- _Records supplied_:
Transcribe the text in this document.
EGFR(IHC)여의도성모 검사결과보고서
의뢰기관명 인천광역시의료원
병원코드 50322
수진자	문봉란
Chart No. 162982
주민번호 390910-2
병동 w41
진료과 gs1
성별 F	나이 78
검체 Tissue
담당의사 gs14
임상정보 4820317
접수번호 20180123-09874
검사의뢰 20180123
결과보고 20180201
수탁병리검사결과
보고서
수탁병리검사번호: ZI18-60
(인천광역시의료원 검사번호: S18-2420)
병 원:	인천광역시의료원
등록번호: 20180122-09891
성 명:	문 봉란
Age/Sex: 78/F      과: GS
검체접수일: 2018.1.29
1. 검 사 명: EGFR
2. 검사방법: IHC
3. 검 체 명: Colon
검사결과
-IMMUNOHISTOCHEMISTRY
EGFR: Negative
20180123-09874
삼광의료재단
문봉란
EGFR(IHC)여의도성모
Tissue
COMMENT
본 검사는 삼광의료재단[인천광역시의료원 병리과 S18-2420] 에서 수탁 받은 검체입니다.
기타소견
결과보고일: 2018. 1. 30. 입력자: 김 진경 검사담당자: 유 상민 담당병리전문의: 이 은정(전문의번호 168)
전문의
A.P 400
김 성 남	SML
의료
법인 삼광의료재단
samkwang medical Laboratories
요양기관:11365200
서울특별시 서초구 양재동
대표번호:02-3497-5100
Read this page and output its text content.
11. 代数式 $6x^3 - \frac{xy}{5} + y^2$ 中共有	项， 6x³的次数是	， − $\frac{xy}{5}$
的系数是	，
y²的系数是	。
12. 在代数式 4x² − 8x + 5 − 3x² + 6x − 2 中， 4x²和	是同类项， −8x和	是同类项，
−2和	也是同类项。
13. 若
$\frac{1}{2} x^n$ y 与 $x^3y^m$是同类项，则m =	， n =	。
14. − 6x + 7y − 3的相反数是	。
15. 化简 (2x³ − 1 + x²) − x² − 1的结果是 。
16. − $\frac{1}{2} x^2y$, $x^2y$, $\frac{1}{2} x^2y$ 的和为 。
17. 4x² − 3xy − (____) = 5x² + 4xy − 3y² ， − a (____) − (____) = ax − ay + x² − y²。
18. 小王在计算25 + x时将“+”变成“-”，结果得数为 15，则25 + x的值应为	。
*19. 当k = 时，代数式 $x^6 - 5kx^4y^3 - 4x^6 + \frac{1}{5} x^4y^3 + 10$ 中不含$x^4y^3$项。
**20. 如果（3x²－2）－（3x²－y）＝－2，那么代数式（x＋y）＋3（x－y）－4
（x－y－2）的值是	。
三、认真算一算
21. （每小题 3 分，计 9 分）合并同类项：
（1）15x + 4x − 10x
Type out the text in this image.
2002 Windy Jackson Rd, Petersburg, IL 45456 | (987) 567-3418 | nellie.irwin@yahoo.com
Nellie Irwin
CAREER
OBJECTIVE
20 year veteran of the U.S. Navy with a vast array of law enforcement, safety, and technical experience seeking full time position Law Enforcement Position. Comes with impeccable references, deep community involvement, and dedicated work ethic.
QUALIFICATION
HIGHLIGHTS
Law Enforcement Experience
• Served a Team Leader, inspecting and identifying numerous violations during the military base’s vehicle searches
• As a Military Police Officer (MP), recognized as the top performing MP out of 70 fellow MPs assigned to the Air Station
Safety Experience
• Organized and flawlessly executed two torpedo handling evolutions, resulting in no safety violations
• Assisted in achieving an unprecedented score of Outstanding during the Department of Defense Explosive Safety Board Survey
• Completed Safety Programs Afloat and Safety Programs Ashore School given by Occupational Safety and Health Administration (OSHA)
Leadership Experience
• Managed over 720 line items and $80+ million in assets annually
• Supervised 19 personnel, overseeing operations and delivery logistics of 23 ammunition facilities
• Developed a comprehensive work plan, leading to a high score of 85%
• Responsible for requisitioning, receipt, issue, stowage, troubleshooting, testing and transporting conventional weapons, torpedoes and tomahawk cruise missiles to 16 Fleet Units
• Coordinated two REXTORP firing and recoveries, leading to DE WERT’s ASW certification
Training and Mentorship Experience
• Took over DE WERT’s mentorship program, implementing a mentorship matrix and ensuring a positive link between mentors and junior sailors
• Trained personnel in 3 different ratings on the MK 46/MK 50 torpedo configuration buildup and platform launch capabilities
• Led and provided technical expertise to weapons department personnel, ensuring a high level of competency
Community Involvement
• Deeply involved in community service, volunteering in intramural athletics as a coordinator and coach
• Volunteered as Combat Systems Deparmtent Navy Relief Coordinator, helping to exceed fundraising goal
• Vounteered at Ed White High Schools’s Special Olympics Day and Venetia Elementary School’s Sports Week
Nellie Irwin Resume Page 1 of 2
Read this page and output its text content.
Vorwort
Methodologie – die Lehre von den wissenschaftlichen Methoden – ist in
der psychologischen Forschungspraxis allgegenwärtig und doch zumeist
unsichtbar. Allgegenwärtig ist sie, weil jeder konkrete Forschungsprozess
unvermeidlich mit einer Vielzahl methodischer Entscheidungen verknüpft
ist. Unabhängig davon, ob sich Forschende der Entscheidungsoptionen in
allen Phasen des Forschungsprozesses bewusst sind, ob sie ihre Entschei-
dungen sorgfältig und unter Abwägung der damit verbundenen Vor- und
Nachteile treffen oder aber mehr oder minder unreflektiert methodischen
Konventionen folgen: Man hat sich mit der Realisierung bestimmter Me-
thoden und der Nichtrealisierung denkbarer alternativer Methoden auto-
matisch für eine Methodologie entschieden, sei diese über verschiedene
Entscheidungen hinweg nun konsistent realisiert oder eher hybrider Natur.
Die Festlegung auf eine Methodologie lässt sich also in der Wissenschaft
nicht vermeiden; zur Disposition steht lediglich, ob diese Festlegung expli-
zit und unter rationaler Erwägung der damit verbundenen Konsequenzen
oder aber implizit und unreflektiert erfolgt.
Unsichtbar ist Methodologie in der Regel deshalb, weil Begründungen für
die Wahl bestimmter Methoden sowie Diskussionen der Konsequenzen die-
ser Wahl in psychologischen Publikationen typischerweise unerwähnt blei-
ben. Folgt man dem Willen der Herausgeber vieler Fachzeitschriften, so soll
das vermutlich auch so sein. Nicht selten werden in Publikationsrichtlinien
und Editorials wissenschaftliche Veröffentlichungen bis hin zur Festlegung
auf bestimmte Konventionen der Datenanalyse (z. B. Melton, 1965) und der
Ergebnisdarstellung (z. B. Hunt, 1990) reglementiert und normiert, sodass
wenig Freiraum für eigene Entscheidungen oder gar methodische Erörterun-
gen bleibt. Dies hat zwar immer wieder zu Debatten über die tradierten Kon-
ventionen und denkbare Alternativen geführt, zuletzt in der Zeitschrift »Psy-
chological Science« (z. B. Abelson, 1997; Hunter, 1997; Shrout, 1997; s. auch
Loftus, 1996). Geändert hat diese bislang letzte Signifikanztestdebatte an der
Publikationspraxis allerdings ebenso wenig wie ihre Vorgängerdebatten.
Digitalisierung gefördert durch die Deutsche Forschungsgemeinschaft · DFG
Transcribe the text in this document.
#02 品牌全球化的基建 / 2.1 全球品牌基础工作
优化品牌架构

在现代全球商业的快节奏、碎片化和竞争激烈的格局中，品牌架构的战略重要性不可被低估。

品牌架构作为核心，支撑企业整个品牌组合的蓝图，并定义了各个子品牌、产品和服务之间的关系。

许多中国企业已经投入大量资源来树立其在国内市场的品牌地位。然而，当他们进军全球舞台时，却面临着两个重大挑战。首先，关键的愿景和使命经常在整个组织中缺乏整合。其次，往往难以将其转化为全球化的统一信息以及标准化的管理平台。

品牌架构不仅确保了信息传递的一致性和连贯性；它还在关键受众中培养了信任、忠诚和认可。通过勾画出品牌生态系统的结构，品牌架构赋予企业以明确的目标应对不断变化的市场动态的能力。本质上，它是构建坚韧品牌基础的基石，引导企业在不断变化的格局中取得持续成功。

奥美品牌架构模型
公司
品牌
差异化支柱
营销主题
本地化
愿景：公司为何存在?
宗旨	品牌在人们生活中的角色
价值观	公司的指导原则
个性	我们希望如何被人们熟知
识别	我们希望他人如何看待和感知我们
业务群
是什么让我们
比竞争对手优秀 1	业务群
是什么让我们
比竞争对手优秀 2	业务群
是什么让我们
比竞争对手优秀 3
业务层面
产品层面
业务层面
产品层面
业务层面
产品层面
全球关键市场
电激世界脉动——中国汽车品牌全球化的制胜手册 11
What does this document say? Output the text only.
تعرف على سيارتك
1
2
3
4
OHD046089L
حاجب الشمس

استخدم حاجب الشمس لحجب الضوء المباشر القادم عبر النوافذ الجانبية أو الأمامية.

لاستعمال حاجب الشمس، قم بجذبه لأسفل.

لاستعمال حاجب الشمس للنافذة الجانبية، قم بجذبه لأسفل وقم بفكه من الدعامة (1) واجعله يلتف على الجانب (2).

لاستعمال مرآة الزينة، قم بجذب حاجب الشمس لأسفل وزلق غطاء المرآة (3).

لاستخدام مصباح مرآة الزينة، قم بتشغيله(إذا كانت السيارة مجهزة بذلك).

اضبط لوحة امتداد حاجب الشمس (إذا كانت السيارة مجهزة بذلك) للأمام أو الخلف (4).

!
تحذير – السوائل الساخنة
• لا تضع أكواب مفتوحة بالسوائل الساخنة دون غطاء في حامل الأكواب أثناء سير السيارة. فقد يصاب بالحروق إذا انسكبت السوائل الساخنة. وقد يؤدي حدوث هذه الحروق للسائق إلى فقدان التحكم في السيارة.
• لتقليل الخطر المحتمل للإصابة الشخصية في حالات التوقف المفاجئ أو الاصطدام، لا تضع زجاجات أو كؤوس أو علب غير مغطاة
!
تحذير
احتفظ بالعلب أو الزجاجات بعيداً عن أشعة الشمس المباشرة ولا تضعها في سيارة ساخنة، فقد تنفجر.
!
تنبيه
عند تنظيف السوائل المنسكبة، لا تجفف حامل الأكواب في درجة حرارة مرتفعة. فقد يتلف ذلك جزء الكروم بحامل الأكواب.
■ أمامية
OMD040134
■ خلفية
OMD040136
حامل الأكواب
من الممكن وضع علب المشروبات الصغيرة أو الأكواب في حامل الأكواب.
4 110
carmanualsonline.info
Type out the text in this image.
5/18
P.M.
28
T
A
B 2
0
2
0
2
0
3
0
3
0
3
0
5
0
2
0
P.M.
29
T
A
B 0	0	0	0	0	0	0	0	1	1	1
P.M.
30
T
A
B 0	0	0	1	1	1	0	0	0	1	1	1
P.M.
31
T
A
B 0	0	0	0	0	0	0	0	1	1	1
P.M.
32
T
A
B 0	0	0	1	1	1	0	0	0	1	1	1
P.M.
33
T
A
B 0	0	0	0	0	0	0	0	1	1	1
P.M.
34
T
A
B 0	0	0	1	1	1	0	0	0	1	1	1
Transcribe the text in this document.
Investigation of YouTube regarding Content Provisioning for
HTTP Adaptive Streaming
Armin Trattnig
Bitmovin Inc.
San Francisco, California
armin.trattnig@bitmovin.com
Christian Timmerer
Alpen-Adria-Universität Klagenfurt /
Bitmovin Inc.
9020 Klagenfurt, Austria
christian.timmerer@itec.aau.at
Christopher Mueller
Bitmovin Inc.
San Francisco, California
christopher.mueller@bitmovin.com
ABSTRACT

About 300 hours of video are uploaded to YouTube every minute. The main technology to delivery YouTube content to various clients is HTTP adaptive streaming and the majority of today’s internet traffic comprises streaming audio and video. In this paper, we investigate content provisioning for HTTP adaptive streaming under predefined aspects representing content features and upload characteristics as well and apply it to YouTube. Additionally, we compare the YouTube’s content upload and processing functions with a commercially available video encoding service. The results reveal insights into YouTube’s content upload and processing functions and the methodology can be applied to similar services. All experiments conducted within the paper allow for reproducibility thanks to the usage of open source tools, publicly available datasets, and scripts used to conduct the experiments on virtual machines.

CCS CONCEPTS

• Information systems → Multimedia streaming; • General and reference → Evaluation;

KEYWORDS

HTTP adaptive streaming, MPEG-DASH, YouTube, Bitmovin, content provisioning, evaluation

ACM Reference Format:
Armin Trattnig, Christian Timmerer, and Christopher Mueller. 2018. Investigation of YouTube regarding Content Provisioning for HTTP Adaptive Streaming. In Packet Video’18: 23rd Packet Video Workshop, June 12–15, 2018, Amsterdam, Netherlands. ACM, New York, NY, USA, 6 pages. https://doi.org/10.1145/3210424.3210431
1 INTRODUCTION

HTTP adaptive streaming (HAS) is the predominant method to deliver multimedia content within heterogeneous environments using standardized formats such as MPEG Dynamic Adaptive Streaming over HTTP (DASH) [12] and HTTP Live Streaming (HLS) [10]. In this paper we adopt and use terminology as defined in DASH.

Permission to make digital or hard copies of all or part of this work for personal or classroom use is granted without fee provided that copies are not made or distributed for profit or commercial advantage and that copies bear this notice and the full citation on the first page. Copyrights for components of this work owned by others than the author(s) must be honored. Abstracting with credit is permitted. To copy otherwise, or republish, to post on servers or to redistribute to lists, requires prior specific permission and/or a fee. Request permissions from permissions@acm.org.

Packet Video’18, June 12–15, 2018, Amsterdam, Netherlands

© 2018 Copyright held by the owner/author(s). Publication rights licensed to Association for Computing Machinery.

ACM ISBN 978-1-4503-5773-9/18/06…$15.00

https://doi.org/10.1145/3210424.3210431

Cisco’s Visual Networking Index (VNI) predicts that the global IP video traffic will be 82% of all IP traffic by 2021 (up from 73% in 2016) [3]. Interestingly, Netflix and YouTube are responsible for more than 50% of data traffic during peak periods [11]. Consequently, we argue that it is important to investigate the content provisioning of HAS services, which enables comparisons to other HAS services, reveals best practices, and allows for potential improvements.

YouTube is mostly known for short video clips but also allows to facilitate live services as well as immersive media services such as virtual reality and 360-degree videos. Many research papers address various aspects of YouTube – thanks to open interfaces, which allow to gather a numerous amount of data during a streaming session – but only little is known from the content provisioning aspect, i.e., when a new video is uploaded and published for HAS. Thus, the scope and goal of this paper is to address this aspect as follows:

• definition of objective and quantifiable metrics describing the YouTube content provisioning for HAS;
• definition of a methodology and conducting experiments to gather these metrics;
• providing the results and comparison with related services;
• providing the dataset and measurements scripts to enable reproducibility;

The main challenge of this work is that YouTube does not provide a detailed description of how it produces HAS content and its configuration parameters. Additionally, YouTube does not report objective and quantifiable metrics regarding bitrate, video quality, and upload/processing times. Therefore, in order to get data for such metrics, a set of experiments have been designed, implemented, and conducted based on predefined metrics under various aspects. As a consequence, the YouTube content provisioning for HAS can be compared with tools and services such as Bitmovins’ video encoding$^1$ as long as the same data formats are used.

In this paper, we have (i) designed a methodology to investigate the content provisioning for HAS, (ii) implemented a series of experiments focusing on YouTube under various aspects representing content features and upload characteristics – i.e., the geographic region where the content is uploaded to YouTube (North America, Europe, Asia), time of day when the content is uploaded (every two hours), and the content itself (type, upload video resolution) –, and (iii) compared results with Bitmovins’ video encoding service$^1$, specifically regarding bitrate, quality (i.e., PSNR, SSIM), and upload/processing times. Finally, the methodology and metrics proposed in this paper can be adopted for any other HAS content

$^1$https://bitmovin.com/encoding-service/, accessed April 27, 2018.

- _What to work on_:
Search the material above for "여의도성모". Pull out each line where it shows up.

- _Worked solution_:
EGFR(IHC)여의도성모 검사결과보고서
EGFR(IHC)여의도성모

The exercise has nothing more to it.